- _EXERCISE DESCRIPTION_
Pick out the lines containing "variable".

- _ENTRIES PROVIDED_
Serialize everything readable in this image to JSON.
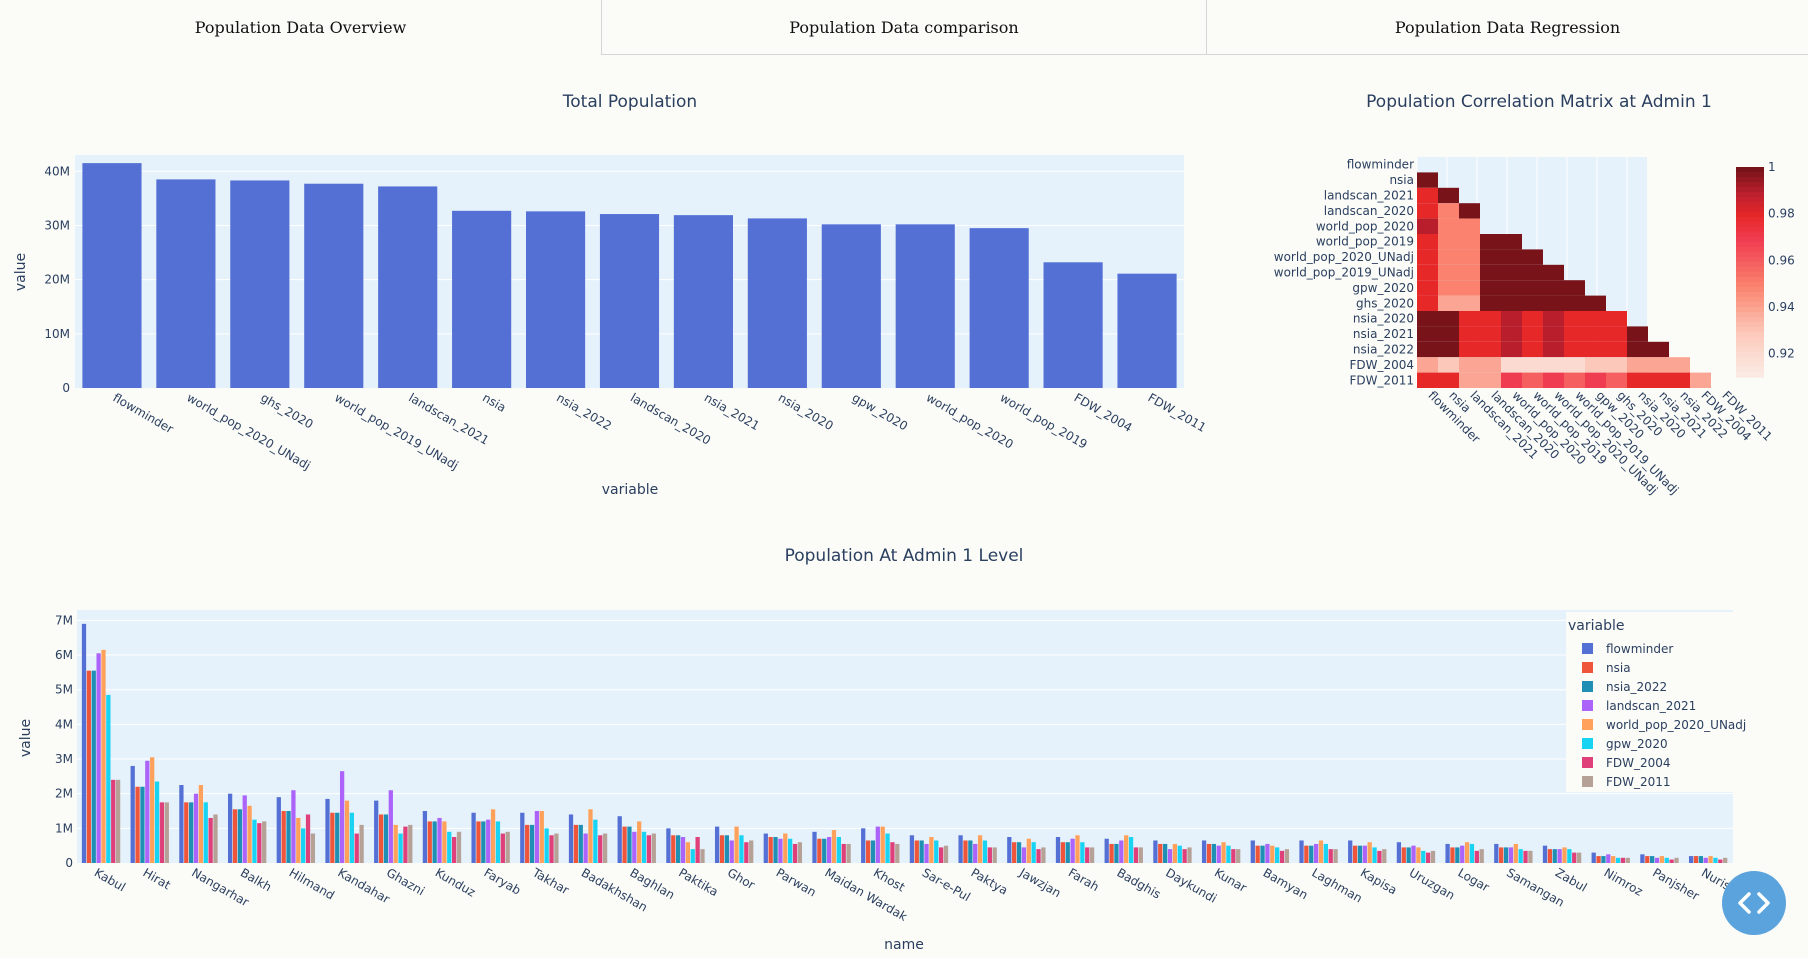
{
  "tabs": [
    {
      "label": "Population Data Overview"
    },
    {
      "label": "Population Data comparison"
    },
    {
      "label": "Population Data Regression"
    }
  ],
  "colors": {
    "bar": "#5470d4",
    "plot_bg": "#e5f2fb",
    "grid": "#ffffff",
    "text": "#2a3f5f",
    "fab": "#5aa3dd"
  },
  "chart_data": [
    {
      "type": "bar",
      "title": "Total Population",
      "xlabel": "variable",
      "ylabel": "value",
      "categories": [
        "flowminder",
        "world_pop_2020_UNadj",
        "ghs_2020",
        "world_pop_2019_UNadj",
        "landscan_2021",
        "nsia",
        "nsia_2022",
        "landscan_2020",
        "nsia_2021",
        "nsia_2020",
        "gpw_2020",
        "world_pop_2020",
        "world_pop_2019",
        "FDW_2004",
        "FDW_2011"
      ],
      "values": [
        41.5,
        38.5,
        38.3,
        37.7,
        37.2,
        32.7,
        32.6,
        32.1,
        31.9,
        31.3,
        30.2,
        30.2,
        29.5,
        23.2,
        21.1
      ],
      "ylim": [
        0,
        43
      ],
      "yticks": [
        0,
        10,
        20,
        30,
        40
      ],
      "ytick_labels": [
        "0",
        "10M",
        "20M",
        "30M",
        "40M"
      ],
      "grid": true
    },
    {
      "type": "heatmap",
      "title": "Population Correlation Matrix at Admin 1",
      "rows": [
        "flowminder",
        "nsia",
        "landscan_2021",
        "landscan_2020",
        "world_pop_2020",
        "world_pop_2019",
        "world_pop_2020_UNadj",
        "world_pop_2019_UNadj",
        "gpw_2020",
        "ghs_2020",
        "nsia_2020",
        "nsia_2021",
        "nsia_2022",
        "FDW_2004",
        "FDW_2011"
      ],
      "columns": [
        "flowminder",
        "nsia",
        "landscan_2021",
        "landscan_2020",
        "world_pop_2020",
        "world_pop_2019",
        "world_pop_2020_UNadj",
        "world_pop_2019_UNadj",
        "gpw_2020",
        "ghs_2020",
        "nsia_2020",
        "nsia_2021",
        "nsia_2022",
        "FDW_2004",
        "FDW_2011"
      ],
      "z": [
        [],
        [
          1.0
        ],
        [
          0.98,
          1.0
        ],
        [
          0.98,
          0.95,
          1.0
        ],
        [
          0.99,
          0.95,
          0.95
        ],
        [
          0.98,
          0.95,
          0.95,
          1.0,
          1.0
        ],
        [
          0.98,
          0.95,
          0.95,
          1.0,
          1.0,
          1.0
        ],
        [
          0.98,
          0.95,
          0.95,
          1.0,
          1.0,
          1.0,
          1.0
        ],
        [
          0.98,
          0.95,
          0.95,
          1.0,
          1.0,
          1.0,
          1.0,
          1.0
        ],
        [
          0.98,
          0.94,
          0.94,
          1.0,
          1.0,
          1.0,
          1.0,
          1.0,
          1.0
        ],
        [
          1.0,
          1.0,
          0.98,
          0.98,
          0.99,
          0.98,
          0.99,
          0.98,
          0.98,
          0.98
        ],
        [
          1.0,
          1.0,
          0.98,
          0.98,
          0.99,
          0.98,
          0.99,
          0.98,
          0.98,
          0.98,
          1.0
        ],
        [
          1.0,
          1.0,
          0.98,
          0.98,
          0.99,
          0.98,
          0.99,
          0.98,
          0.98,
          0.98,
          1.0,
          1.0
        ],
        [
          0.94,
          0.93,
          0.94,
          0.94,
          0.92,
          0.92,
          0.92,
          0.92,
          0.93,
          0.93,
          0.94,
          0.94,
          0.94
        ],
        [
          0.98,
          0.98,
          0.94,
          0.94,
          0.97,
          0.96,
          0.97,
          0.96,
          0.97,
          0.96,
          0.98,
          0.98,
          0.98,
          0.94
        ]
      ],
      "zmin": 0.91,
      "zmax": 1.0,
      "colorbar_ticks": [
        0.92,
        0.94,
        0.96,
        0.98,
        1
      ],
      "colorbar_labels": [
        "0.92",
        "0.94",
        "0.96",
        "0.98",
        "1"
      ]
    },
    {
      "type": "bar",
      "title": "Population At Admin 1 Level",
      "xlabel": "name",
      "ylabel": "value",
      "legend_title": "variable",
      "legend_position": "right",
      "ylim": [
        0,
        7.3
      ],
      "yticks": [
        0,
        1,
        2,
        3,
        4,
        5,
        6,
        7
      ],
      "ytick_labels": [
        "0",
        "1M",
        "2M",
        "3M",
        "4M",
        "5M",
        "6M",
        "7M"
      ],
      "categories": [
        "Kabul",
        "Hirat",
        "Nangarhar",
        "Balkh",
        "Hilmand",
        "Kandahar",
        "Ghazni",
        "Kunduz",
        "Faryab",
        "Takhar",
        "Badakhshan",
        "Baghlan",
        "Paktika",
        "Ghor",
        "Parwan",
        "Maidan Wardak",
        "Khost",
        "Sar-e-Pul",
        "Paktya",
        "Jawzjan",
        "Farah",
        "Badghis",
        "Daykundi",
        "Kunar",
        "Bamyan",
        "Laghman",
        "Kapisa",
        "Uruzgan",
        "Logar",
        "Samangan",
        "Zabul",
        "Nimroz",
        "Panjsher",
        "Nuristan"
      ],
      "series": [
        {
          "name": "flowminder",
          "color": "#5470d4",
          "values": [
            6.9,
            2.8,
            2.25,
            2.0,
            1.9,
            1.85,
            1.8,
            1.5,
            1.45,
            1.45,
            1.4,
            1.35,
            1.0,
            1.05,
            0.85,
            0.9,
            1.0,
            0.8,
            0.8,
            0.75,
            0.75,
            0.7,
            0.65,
            0.65,
            0.65,
            0.65,
            0.65,
            0.6,
            0.55,
            0.55,
            0.5,
            0.3,
            0.25,
            0.2
          ]
        },
        {
          "name": "nsia",
          "color": "#ef553b",
          "values": [
            5.55,
            2.2,
            1.75,
            1.55,
            1.5,
            1.45,
            1.4,
            1.2,
            1.2,
            1.1,
            1.1,
            1.05,
            0.8,
            0.8,
            0.75,
            0.7,
            0.65,
            0.65,
            0.65,
            0.6,
            0.6,
            0.55,
            0.55,
            0.55,
            0.5,
            0.5,
            0.5,
            0.45,
            0.45,
            0.45,
            0.4,
            0.2,
            0.2,
            0.2
          ]
        },
        {
          "name": "nsia_2022",
          "color": "#1f8fb4",
          "values": [
            5.55,
            2.2,
            1.75,
            1.55,
            1.5,
            1.45,
            1.4,
            1.2,
            1.2,
            1.1,
            1.1,
            1.05,
            0.8,
            0.8,
            0.75,
            0.7,
            0.65,
            0.65,
            0.65,
            0.6,
            0.6,
            0.55,
            0.55,
            0.55,
            0.5,
            0.5,
            0.5,
            0.45,
            0.45,
            0.45,
            0.4,
            0.2,
            0.2,
            0.2
          ]
        },
        {
          "name": "landscan_2021",
          "color": "#ab63fa",
          "values": [
            6.05,
            2.95,
            2.0,
            1.95,
            2.1,
            2.65,
            2.1,
            1.3,
            1.25,
            1.5,
            0.85,
            0.9,
            0.75,
            0.65,
            0.7,
            0.75,
            1.05,
            0.55,
            0.55,
            0.45,
            0.7,
            0.65,
            0.4,
            0.5,
            0.55,
            0.55,
            0.5,
            0.5,
            0.5,
            0.45,
            0.4,
            0.25,
            0.15,
            0.15
          ]
        },
        {
          "name": "world_pop_2020_UNadj",
          "color": "#ffa15a",
          "values": [
            6.15,
            3.05,
            2.25,
            1.65,
            1.3,
            1.8,
            1.1,
            1.2,
            1.55,
            1.5,
            1.55,
            1.2,
            0.6,
            1.05,
            0.85,
            0.95,
            1.05,
            0.75,
            0.8,
            0.7,
            0.8,
            0.8,
            0.55,
            0.6,
            0.5,
            0.65,
            0.6,
            0.45,
            0.6,
            0.55,
            0.45,
            0.2,
            0.2,
            0.2
          ]
        },
        {
          "name": "gpw_2020",
          "color": "#19d3f3",
          "values": [
            4.85,
            2.35,
            1.75,
            1.25,
            1.0,
            1.45,
            0.85,
            0.9,
            1.2,
            1.0,
            1.25,
            0.9,
            0.4,
            0.8,
            0.7,
            0.75,
            0.85,
            0.65,
            0.65,
            0.6,
            0.6,
            0.75,
            0.5,
            0.5,
            0.45,
            0.55,
            0.45,
            0.35,
            0.55,
            0.4,
            0.4,
            0.15,
            0.15,
            0.15
          ]
        },
        {
          "name": "FDW_2004",
          "color": "#e0407a",
          "values": [
            2.4,
            1.75,
            1.3,
            1.15,
            1.4,
            0.85,
            1.05,
            0.75,
            0.85,
            0.8,
            0.8,
            0.8,
            0.75,
            0.6,
            0.55,
            0.55,
            0.6,
            0.45,
            0.45,
            0.4,
            0.45,
            0.45,
            0.4,
            0.4,
            0.35,
            0.4,
            0.35,
            0.3,
            0.35,
            0.35,
            0.3,
            0.15,
            0.1,
            0.1
          ]
        },
        {
          "name": "FDW_2011",
          "color": "#b6a197",
          "values": [
            2.4,
            1.75,
            1.4,
            1.2,
            0.85,
            1.1,
            1.1,
            0.9,
            0.9,
            0.85,
            0.85,
            0.85,
            0.4,
            0.65,
            0.6,
            0.55,
            0.55,
            0.5,
            0.45,
            0.45,
            0.45,
            0.45,
            0.45,
            0.4,
            0.4,
            0.4,
            0.4,
            0.35,
            0.4,
            0.35,
            0.3,
            0.15,
            0.15,
            0.15
          ]
        }
      ],
      "grid": true
    }
  ],
  "legend_series_order": [
    "flowminder",
    "nsia",
    "nsia_2022",
    "landscan_2021",
    "world_pop_2020_UNadj",
    "gpw_2020",
    "FDW_2004",
    "FDW_2011"
  ]
}
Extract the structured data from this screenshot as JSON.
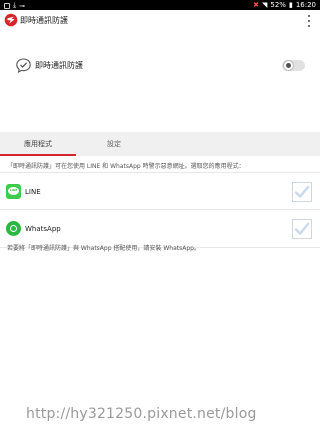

- _RESPONSE BELOW_
      "xlabel": "variable",
      "legend_title": "variable",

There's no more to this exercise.